(Items from a dataset)
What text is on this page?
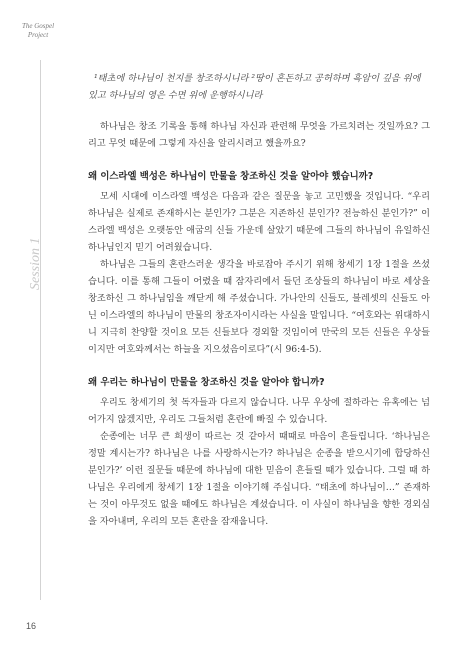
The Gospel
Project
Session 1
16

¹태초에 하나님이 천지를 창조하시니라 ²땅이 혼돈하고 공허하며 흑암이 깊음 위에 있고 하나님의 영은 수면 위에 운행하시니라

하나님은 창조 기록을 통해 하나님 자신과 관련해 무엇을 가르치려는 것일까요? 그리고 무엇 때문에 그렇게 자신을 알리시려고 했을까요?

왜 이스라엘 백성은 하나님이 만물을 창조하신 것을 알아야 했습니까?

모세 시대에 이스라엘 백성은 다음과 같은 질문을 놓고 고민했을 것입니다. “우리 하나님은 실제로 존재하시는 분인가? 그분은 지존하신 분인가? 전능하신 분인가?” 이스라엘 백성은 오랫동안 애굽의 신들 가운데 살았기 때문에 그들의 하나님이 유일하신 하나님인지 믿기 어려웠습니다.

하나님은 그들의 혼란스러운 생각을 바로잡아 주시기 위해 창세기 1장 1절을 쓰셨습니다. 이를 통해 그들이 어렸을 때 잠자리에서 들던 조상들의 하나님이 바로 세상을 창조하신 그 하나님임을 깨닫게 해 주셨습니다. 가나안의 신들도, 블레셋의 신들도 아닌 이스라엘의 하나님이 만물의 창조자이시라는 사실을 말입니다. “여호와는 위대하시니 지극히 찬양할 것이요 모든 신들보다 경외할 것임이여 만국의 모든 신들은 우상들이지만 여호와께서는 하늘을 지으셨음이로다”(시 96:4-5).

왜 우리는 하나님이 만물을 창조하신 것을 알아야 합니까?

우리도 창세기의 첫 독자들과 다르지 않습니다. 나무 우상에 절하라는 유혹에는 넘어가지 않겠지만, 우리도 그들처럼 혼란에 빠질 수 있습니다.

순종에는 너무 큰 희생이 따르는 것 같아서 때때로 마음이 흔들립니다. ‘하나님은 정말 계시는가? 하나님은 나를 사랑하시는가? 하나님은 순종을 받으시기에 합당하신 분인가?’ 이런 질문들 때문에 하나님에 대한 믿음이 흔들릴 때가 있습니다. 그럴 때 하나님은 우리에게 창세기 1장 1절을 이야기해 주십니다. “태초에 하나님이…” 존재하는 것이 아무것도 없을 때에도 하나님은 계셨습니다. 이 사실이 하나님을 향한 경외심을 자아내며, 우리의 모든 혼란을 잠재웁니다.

- [SET EXERCISE]: Repeat all of the records verbatim, leaving out the pictures.

- [WRITTEN RESPONSE]:
What text is on this page?
The Gospel
Project
Session 1
16

¹태초에 하나님이 천지를 창조하시니라 ²땅이 혼돈하고 공허하며 흑암이 깊음 위에 있고 하나님의 영은 수면 위에 운행하시니라

하나님은 창조 기록을 통해 하나님 자신과 관련해 무엇을 가르치려는 것일까요? 그리고 무엇 때문에 그렇게 자신을 알리시려고 했을까요?

왜 이스라엘 백성은 하나님이 만물을 창조하신 것을 알아야 했습니까?

모세 시대에 이스라엘 백성은 다음과 같은 질문을 놓고 고민했을 것입니다. “우리 하나님은 실제로 존재하시는 분인가? 그분은 지존하신 분인가? 전능하신 분인가?” 이스라엘 백성은 오랫동안 애굽의 신들 가운데 살았기 때문에 그들의 하나님이 유일하신 하나님인지 믿기 어려웠습니다.

하나님은 그들의 혼란스러운 생각을 바로잡아 주시기 위해 창세기 1장 1절을 쓰셨습니다. 이를 통해 그들이 어렸을 때 잠자리에서 들던 조상들의 하나님이 바로 세상을 창조하신 그 하나님임을 깨닫게 해 주셨습니다. 가나안의 신들도, 블레셋의 신들도 아닌 이스라엘의 하나님이 만물의 창조자이시라는 사실을 말입니다. “여호와는 위대하시니 지극히 찬양할 것이요 모든 신들보다 경외할 것임이여 만국의 모든 신들은 우상들이지만 여호와께서는 하늘을 지으셨음이로다”(시 96:4-5).

왜 우리는 하나님이 만물을 창조하신 것을 알아야 합니까?

우리도 창세기의 첫 독자들과 다르지 않습니다. 나무 우상에 절하라는 유혹에는 넘어가지 않겠지만, 우리도 그들처럼 혼란에 빠질 수 있습니다.

순종에는 너무 큰 희생이 따르는 것 같아서 때때로 마음이 흔들립니다. ‘하나님은 정말 계시는가? 하나님은 나를 사랑하시는가? 하나님은 순종을 받으시기에 합당하신 분인가?’ 이런 질문들 때문에 하나님에 대한 믿음이 흔들릴 때가 있습니다. 그럴 때 하나님은 우리에게 창세기 1장 1절을 이야기해 주십니다. “태초에 하나님이…” 존재하는 것이 아무것도 없을 때에도 하나님은 계셨습니다. 이 사실이 하나님을 향한 경외심을 자아내며, 우리의 모든 혼란을 잠재웁니다.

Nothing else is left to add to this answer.